**TEXTE EXTRAIT:**
───

Le quartier de Saint-Gervais : accueillant et industrieux
Des fouilles archéologiques ont permis de constater que la colline de Saint-Gervais est occupée dès 4’000 avant J.-C. par des populations néolithiques. Un lieu de culte y est installé au Ier siècle av. J.-C. là où se trouve encore actuellement le temple de Saint-Gervais.
Le premier édifice chrétien est construit au IVe siècle, à la suite d’un incendie qui mène à une restructuration du bourg sis sur la rive droite du Rhône. Au XIe et XIIe siècles le temple est le cœur de la paroisse qui comprend le bourg de Saint-Gervais bien sûr, mais qui englobe également les rues actuelles de la Confédération jusqu’à la place de la Fusterie, de la Cité et de la Corraterie. L’église paléochrétienne, à l’exception de sa crypte, est entièrement reconstruite durant le XVe siècle et reçoit alors un riche décor peint et sculpté dont subsistent d’importants vestiges. Le bâtiment de style gothique sera par la suite transformé à deux reprises : en 1547 pour que l’église devenue temple soit adaptée aux principes de la liturgie protestante, puis au début du XXe siècle, quand il retrouvera son aspect médiéval.
Le bourg de Saint-Gervais est, jusqu’au XIIIe siècle, une entité indépendante de la cité de Genève. Il lui est rattaché au XIIIe siècle, alors que l’évêque y possédait déjà des domaines agricoles. Profitant du développement de Genève, la rue de Coutance est créée en 1428. Le quartier est définitivement incorporé à Genève en 1526 et inclus dans l’enceinte des remparts qui sont construits à cette époque. Situé de l’autre côté du Rhône le quartier conserve cependant une identité propre et un caractère campagnard. Une gravure de 1548 le désigne par le nom de Petite Genève.

───

**ENTRÉES DE DONNÉES:**
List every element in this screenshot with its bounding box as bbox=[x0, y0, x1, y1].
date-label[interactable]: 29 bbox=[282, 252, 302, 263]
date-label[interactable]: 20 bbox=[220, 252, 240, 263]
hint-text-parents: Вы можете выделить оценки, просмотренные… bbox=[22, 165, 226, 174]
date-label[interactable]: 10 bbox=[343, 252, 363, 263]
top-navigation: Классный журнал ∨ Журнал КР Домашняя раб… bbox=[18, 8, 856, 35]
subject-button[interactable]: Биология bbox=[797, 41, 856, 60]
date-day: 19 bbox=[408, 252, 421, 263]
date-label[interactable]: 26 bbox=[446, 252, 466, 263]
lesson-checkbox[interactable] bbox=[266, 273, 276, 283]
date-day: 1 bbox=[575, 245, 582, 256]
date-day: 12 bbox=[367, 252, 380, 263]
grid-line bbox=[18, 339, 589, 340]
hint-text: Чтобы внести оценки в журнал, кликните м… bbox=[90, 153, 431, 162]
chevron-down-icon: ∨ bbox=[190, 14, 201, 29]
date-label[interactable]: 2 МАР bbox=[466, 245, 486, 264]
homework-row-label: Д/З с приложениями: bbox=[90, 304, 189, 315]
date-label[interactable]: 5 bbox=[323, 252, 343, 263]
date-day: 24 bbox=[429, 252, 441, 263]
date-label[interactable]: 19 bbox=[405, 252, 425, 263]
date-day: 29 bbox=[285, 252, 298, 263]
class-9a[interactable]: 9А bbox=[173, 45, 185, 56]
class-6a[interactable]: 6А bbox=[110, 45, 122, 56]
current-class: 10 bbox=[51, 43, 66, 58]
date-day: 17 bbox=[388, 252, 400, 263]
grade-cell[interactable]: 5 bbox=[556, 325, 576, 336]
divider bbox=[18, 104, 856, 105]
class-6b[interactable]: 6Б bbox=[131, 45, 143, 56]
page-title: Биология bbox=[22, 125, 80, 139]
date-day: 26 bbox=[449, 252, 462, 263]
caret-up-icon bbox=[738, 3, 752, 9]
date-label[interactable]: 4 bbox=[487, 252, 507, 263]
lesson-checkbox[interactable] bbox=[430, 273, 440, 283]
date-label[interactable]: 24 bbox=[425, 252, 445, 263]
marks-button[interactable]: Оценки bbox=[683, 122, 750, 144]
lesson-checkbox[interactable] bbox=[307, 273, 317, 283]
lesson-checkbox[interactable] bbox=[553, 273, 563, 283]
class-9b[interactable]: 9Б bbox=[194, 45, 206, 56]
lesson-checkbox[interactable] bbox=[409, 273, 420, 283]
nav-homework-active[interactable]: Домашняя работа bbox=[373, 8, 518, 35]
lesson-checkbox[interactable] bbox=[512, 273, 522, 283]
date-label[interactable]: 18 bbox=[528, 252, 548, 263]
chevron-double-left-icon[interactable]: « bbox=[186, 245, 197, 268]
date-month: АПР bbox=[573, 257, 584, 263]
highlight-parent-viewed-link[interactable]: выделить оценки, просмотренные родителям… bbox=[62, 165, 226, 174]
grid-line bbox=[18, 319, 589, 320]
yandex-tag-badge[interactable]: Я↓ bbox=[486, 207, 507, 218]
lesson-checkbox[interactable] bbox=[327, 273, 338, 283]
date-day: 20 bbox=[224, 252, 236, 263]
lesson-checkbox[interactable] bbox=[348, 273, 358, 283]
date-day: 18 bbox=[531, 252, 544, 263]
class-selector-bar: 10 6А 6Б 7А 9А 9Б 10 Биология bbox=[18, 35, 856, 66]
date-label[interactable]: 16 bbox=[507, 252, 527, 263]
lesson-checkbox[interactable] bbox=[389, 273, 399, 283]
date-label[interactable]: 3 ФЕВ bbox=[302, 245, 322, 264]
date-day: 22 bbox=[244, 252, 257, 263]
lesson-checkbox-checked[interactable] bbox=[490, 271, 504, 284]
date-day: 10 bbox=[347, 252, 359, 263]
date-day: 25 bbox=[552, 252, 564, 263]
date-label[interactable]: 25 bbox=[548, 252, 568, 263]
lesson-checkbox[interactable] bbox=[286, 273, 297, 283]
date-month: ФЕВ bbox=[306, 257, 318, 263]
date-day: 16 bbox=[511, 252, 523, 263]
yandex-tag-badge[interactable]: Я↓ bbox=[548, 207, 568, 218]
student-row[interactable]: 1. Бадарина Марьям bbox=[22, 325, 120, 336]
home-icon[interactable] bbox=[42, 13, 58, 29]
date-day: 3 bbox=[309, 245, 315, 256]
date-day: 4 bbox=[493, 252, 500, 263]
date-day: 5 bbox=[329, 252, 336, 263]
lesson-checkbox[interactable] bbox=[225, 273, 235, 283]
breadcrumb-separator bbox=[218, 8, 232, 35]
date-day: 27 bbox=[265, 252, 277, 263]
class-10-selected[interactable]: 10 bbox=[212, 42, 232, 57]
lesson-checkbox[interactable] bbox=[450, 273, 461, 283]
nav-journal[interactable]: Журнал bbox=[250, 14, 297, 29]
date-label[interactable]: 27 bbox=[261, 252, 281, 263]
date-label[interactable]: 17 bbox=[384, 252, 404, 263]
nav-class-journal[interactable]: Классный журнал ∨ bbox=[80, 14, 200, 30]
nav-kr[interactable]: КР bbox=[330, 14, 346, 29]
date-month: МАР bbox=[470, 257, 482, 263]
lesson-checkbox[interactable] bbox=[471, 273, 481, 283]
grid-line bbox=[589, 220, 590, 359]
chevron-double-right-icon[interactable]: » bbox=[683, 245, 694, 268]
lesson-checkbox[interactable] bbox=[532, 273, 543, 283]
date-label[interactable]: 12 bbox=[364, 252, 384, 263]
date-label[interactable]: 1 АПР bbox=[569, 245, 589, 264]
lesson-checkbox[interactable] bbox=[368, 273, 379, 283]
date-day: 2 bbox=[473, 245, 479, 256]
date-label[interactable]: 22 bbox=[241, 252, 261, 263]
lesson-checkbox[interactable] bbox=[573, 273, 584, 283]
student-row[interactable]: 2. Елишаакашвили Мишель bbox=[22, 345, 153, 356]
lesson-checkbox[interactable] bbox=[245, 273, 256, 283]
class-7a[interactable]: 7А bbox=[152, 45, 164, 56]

───

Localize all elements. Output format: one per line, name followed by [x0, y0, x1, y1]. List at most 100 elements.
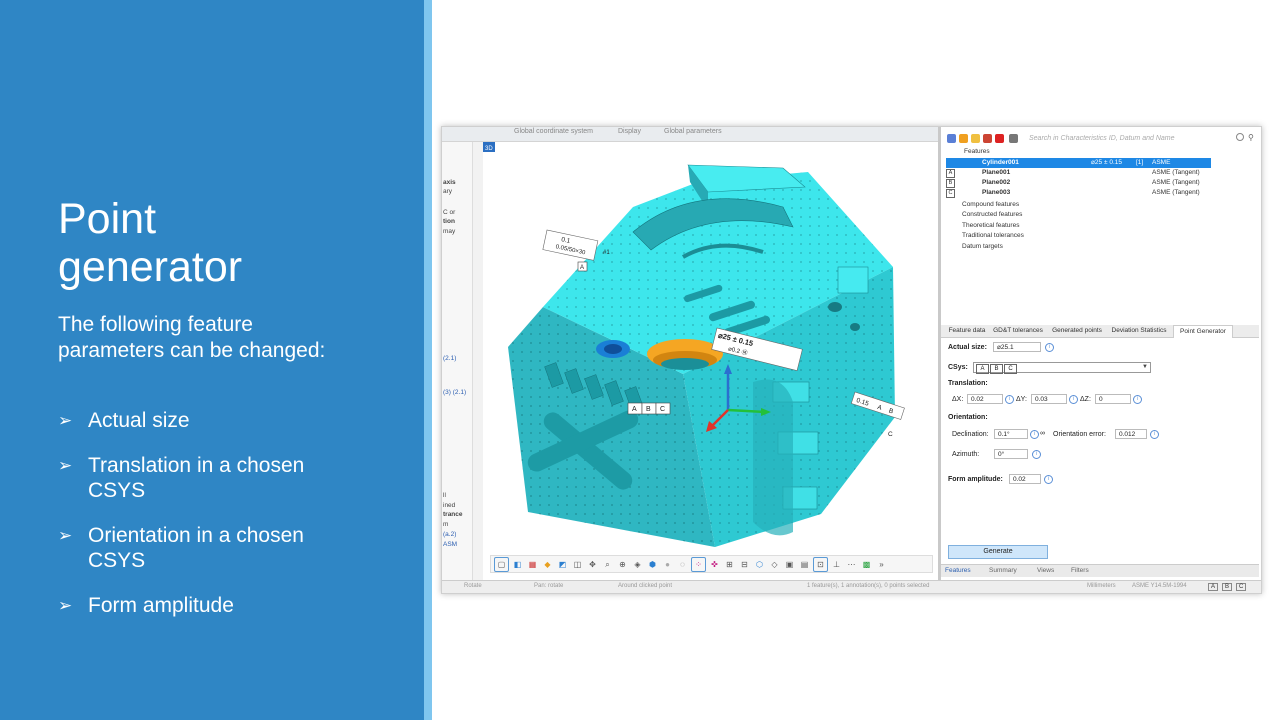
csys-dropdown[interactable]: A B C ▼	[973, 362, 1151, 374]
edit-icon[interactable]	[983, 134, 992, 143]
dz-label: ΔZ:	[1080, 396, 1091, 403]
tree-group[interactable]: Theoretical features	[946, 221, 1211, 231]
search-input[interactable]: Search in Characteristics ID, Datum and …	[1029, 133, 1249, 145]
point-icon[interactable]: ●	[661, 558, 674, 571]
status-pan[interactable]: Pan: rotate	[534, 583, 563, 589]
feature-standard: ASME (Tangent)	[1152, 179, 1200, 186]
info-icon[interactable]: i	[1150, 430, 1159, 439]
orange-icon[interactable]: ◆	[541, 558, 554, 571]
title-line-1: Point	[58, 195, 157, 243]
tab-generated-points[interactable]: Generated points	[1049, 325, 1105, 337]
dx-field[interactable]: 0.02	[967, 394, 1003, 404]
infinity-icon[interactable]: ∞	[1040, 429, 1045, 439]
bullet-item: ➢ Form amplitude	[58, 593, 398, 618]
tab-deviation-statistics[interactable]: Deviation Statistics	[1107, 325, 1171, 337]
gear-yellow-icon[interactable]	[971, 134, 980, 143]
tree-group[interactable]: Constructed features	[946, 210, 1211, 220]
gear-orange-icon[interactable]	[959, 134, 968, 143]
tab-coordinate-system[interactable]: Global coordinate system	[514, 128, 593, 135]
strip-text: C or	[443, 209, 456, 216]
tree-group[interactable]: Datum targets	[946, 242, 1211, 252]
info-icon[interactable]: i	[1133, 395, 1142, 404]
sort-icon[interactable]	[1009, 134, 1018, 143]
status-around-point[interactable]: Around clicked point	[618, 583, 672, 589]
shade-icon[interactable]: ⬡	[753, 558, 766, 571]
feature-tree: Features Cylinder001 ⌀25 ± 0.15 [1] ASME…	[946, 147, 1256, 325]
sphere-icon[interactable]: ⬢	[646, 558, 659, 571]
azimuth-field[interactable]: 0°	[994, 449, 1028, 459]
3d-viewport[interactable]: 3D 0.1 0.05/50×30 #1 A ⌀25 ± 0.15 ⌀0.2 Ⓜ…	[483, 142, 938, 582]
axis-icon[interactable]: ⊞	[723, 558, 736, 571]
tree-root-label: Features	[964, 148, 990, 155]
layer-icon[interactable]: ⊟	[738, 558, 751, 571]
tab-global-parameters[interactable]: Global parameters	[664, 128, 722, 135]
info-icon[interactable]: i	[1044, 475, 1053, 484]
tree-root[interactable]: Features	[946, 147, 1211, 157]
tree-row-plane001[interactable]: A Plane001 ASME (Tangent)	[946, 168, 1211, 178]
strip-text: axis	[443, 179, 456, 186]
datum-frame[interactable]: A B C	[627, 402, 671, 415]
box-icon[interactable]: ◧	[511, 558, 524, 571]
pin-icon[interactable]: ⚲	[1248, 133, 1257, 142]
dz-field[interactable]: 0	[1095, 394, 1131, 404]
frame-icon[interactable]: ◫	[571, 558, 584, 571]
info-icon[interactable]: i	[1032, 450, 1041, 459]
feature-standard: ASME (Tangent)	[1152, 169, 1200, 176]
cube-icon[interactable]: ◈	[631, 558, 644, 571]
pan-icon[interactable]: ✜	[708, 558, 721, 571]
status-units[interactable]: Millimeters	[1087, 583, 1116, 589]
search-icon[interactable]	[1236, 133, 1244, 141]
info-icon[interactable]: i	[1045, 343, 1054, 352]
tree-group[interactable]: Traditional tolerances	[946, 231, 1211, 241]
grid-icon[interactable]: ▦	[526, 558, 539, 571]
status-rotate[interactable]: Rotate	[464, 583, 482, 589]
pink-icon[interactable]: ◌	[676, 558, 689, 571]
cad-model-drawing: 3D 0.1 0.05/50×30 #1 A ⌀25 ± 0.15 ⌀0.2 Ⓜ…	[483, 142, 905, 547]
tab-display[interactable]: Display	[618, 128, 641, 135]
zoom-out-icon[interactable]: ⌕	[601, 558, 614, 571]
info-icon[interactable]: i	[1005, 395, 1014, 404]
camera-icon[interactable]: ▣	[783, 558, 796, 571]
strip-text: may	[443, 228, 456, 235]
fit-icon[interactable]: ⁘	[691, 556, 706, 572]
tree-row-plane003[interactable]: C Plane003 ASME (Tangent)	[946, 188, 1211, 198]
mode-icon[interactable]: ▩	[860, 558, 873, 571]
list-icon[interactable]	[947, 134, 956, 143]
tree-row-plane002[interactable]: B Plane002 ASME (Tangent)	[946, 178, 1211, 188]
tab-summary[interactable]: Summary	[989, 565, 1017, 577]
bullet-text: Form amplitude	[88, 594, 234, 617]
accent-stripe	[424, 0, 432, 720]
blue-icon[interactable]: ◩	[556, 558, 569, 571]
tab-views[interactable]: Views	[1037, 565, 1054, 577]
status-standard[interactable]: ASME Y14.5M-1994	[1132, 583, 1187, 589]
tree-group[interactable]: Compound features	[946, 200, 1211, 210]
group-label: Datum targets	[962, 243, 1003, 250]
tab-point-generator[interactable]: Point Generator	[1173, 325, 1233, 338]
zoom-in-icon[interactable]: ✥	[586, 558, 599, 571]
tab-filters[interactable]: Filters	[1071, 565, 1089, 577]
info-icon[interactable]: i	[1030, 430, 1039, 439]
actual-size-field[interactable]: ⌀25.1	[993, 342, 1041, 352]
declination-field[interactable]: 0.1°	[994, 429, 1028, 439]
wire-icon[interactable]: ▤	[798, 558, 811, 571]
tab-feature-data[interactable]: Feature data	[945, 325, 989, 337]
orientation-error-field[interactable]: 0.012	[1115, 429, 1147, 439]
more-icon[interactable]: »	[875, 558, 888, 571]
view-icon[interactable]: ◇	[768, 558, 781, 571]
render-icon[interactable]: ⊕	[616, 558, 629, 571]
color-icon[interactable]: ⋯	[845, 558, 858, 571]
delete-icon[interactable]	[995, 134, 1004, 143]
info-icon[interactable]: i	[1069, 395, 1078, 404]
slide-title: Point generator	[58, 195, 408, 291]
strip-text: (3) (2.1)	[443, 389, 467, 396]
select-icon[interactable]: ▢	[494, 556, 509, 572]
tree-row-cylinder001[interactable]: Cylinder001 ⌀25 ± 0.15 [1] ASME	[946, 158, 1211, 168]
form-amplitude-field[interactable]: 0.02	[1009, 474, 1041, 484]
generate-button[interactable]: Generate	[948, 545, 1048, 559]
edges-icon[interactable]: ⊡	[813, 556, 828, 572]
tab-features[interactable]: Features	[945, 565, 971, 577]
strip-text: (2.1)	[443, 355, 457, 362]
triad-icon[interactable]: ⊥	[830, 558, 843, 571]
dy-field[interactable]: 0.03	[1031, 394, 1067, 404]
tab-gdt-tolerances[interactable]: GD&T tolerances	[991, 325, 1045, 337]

───

**LISTE DES TÂCHES:**
(1) D'après le texte sur le quartier de Saint-Gervais, en quelle année la rue de Coutance est-elle créée ?
(2) Recopiez fidèlement le passage du texte sur le quartier de Saint-Gervais, de « Le bourg de Saint-Gervais est, jusqu’au » à « de Petite Genève. ».

**SOLUTIONS PAR TÂCHE:**
(1) La rue de Coutance est créée en 1428.

(2)
Le bourg de Saint-Gervais est, jusqu’au XIIIe siècle, une entité indépendante de la cité de Genève. Il lui est rattaché au XIIIe siècle, alors que l’évêque y possédait déjà des domaines agricoles. Profitant du développement de Genève, la rue de Coutance est créée en 1428. Le quartier est définitivement incorporé à Genève en 1526 et inclus dans l’enceinte des remparts qui sont construits à cette époque. Situé de l’autre côté du Rhône le quartier conserve cependant une identité propre et un caractère campagnard. Une gravure de 1548 le désigne par le nom de Petite Genève.